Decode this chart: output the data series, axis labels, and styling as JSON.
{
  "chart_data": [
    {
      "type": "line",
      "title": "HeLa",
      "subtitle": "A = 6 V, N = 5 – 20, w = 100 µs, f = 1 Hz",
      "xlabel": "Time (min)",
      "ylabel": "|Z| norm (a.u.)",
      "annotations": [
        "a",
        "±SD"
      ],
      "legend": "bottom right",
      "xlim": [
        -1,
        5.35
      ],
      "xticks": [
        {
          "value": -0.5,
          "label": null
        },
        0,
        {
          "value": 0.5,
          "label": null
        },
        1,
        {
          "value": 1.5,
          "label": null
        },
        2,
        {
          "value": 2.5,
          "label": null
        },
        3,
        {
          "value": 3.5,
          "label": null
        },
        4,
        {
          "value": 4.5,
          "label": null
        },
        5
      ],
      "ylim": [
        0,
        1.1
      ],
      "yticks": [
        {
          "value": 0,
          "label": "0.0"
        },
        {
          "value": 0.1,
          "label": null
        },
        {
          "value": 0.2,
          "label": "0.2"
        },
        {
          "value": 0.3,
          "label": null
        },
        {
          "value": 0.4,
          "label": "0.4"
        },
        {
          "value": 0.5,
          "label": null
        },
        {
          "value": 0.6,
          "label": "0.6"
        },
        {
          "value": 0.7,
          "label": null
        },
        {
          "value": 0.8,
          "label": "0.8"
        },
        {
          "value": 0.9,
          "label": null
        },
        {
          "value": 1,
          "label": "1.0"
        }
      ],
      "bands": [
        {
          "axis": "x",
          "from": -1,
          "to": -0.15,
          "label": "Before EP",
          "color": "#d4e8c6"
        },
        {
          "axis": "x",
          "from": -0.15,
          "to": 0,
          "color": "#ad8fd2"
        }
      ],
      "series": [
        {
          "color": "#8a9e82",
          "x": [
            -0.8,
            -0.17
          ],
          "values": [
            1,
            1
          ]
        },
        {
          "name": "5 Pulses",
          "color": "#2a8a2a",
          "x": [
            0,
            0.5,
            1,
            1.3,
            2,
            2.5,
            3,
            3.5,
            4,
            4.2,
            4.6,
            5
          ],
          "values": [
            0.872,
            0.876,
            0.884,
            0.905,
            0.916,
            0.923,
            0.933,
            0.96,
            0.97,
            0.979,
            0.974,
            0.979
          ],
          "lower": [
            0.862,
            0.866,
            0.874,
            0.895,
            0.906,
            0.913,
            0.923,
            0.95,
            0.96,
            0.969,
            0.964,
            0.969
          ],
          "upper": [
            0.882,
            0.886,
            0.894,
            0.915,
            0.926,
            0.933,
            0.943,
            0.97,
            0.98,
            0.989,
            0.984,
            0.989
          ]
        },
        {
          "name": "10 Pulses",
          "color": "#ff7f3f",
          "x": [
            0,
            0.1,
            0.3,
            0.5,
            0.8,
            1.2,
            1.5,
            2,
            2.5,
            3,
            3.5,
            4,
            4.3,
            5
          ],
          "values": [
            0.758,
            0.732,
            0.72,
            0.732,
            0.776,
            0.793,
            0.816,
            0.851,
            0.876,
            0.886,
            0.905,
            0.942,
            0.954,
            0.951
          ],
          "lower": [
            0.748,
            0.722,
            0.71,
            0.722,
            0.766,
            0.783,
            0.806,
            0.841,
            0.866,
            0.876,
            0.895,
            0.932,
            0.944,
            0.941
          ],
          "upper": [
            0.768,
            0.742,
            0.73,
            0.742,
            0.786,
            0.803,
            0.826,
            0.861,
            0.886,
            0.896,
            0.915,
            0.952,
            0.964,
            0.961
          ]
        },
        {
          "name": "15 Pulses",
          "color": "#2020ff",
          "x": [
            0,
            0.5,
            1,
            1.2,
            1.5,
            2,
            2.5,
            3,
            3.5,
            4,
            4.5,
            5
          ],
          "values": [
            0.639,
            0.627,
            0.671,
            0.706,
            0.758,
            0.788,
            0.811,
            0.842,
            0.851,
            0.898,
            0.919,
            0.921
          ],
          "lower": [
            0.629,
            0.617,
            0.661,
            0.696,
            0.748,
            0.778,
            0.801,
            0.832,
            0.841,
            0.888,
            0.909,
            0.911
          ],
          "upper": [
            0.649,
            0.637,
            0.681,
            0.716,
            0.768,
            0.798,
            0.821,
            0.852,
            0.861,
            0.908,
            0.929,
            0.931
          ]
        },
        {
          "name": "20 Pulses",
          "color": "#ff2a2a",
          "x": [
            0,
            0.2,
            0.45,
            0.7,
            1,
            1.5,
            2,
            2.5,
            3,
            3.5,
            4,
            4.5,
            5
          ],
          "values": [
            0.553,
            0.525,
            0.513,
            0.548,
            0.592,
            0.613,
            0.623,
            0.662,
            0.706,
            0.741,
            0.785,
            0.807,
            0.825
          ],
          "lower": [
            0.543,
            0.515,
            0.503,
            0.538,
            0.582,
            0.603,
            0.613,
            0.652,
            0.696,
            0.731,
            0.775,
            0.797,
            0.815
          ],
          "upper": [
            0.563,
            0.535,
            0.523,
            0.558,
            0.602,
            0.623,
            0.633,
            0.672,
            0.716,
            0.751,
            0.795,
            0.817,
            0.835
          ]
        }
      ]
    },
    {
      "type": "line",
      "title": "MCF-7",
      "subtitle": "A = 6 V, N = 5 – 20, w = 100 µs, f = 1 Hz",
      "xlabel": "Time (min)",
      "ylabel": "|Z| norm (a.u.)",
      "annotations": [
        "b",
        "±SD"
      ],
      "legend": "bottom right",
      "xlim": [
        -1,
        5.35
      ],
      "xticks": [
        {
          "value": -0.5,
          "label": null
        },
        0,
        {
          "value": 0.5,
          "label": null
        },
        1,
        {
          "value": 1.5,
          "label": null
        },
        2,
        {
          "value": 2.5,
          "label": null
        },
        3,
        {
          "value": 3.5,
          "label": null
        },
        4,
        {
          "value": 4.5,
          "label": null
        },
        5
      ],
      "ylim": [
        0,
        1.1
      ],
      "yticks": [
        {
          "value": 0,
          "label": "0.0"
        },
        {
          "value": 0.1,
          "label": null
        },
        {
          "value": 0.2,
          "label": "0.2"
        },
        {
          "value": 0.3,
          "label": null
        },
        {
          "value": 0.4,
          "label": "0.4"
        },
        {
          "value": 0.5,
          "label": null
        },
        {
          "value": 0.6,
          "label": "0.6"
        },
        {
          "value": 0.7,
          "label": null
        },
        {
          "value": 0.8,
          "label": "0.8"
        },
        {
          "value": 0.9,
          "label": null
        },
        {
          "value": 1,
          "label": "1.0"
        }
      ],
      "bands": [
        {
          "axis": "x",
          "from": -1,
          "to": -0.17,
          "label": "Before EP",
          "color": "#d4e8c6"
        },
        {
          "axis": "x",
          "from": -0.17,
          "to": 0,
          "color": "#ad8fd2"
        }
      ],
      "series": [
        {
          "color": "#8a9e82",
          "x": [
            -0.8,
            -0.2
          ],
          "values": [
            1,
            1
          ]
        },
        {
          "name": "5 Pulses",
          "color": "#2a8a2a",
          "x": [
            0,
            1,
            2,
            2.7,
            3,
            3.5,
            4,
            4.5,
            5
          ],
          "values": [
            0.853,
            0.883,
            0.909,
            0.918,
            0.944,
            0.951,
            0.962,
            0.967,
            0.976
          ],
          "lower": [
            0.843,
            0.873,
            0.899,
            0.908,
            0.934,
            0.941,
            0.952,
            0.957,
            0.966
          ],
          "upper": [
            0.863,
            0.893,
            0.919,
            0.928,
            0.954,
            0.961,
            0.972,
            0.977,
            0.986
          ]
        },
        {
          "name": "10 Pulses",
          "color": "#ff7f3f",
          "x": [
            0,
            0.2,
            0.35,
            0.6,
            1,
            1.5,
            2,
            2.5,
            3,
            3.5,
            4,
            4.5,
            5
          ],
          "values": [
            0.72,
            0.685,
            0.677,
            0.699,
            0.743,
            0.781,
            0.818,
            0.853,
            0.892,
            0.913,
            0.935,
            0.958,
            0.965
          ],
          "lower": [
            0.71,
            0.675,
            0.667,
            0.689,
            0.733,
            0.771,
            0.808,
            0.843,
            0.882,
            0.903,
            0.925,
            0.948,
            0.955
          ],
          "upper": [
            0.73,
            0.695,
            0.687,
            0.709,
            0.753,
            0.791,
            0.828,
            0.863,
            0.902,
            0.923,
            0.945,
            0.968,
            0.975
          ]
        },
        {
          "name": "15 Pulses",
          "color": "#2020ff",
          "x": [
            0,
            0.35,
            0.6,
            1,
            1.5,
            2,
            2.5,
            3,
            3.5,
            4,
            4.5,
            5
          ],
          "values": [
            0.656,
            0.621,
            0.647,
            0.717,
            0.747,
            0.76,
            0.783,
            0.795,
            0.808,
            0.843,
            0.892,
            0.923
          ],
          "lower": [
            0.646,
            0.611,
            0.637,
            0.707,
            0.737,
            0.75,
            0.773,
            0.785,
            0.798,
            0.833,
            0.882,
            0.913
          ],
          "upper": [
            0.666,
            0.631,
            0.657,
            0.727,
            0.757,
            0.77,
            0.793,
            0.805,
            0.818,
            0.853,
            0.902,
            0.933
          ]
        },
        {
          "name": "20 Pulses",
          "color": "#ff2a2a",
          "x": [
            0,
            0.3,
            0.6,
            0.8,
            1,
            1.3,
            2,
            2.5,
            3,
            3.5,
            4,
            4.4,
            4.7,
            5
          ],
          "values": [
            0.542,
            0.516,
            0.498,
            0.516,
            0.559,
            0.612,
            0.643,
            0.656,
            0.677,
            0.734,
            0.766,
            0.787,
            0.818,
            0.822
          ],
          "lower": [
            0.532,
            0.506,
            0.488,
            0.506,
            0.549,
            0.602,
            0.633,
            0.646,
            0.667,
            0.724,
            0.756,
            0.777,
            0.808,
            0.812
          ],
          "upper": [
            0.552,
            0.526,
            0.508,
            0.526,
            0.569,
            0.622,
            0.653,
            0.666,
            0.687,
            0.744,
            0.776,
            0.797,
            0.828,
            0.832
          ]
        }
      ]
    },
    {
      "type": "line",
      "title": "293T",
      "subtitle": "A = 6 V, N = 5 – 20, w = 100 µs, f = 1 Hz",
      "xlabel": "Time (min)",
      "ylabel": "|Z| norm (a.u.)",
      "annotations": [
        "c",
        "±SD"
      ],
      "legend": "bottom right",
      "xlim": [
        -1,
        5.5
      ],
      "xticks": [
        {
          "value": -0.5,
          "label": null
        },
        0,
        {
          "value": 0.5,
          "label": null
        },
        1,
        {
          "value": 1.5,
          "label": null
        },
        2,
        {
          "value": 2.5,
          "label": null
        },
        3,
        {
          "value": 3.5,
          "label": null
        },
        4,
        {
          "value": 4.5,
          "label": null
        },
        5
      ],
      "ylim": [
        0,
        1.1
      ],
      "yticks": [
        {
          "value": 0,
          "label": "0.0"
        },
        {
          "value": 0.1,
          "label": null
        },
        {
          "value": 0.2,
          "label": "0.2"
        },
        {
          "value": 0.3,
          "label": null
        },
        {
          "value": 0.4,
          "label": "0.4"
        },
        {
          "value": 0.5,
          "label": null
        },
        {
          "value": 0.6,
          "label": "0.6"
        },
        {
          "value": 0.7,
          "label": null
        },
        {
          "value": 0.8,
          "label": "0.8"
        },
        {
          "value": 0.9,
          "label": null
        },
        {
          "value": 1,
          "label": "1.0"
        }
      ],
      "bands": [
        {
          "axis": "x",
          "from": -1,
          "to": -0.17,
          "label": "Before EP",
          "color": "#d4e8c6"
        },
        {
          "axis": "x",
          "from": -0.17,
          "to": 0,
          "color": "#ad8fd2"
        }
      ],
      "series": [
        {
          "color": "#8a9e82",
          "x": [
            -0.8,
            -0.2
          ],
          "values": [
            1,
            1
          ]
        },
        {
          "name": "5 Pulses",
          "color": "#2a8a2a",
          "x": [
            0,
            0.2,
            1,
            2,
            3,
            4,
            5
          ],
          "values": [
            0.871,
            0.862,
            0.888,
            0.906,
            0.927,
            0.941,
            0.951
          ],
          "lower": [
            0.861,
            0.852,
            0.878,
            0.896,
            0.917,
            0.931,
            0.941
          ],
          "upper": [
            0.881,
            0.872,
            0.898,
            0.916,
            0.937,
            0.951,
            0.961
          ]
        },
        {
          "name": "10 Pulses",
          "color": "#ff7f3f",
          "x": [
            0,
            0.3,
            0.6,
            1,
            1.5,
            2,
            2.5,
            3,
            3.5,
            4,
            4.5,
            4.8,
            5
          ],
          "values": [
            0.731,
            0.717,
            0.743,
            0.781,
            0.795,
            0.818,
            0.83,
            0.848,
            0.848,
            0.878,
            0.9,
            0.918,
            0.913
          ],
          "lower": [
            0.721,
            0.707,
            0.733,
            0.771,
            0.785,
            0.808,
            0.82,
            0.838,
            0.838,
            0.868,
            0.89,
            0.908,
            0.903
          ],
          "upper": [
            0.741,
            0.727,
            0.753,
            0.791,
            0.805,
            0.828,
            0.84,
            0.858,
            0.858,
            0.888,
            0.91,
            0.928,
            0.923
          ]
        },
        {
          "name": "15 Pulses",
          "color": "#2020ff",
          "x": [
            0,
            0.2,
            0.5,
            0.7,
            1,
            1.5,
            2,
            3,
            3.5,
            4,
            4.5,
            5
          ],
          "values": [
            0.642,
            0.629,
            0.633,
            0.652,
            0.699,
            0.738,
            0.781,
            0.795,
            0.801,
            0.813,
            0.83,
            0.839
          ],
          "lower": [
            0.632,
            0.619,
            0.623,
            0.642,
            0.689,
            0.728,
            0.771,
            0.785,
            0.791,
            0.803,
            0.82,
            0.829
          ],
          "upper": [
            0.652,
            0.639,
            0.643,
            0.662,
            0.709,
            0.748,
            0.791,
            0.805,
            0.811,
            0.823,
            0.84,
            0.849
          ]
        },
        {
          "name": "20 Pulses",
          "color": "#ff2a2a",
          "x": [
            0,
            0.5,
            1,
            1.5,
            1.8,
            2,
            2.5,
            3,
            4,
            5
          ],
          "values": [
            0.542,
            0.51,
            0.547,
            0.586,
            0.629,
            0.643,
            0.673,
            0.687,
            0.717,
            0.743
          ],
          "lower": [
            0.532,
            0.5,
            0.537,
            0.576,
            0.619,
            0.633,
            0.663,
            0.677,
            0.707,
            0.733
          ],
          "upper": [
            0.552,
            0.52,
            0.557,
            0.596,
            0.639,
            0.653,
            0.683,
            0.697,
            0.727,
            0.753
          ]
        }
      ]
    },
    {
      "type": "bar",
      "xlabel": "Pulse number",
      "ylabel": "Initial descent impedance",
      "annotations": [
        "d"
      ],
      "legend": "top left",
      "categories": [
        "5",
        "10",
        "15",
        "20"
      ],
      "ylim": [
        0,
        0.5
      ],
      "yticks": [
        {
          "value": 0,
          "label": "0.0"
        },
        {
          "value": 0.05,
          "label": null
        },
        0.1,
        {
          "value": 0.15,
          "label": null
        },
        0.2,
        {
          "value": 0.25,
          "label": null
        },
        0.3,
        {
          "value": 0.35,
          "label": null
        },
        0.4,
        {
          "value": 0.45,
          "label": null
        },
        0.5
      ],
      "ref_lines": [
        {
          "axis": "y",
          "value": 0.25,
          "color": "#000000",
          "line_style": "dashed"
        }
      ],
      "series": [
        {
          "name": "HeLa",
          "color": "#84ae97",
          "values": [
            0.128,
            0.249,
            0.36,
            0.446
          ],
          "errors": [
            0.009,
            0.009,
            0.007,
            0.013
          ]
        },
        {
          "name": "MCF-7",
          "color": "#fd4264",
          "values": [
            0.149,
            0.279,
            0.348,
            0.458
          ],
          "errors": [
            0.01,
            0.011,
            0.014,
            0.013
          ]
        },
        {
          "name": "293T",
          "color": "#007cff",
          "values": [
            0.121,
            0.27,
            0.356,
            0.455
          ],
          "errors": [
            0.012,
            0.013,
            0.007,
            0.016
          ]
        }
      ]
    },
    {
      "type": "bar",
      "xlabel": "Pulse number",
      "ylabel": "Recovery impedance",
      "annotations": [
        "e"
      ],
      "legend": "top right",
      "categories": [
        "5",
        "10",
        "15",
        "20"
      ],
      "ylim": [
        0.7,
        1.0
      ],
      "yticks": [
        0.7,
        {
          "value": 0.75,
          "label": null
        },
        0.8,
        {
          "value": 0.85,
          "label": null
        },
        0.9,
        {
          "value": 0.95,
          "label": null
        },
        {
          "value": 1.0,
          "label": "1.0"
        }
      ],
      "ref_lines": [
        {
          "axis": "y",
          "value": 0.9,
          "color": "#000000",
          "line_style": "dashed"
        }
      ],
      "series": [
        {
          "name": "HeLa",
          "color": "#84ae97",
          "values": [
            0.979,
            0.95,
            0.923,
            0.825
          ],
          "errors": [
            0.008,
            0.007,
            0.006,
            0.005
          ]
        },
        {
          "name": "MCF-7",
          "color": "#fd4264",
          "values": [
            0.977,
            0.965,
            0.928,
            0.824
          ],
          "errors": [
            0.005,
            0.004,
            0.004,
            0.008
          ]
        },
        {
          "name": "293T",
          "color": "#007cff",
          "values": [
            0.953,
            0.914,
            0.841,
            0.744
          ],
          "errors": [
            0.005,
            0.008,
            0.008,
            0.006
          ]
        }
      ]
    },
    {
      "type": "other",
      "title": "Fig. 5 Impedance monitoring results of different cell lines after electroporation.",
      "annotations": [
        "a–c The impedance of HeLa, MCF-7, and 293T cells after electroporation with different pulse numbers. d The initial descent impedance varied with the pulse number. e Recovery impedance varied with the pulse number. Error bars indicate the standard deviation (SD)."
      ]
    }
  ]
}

· · · · · · ·

▶ _What is needed_:
Read through the lines above and collect those that contain the string "different".

▶ _Output of the exercise_:
      "title": "Fig. 5 Impedance monitoring results of different cell lines after electroporation.",
        "a–c The impedance of HeLa, MCF-7, and 293T cells after electroporation with different pulse numbers. d The initial descent impedance varied with the pulse number. e Recovery impedance varied with the pulse number. Error bars indicate the standard deviation (SD)."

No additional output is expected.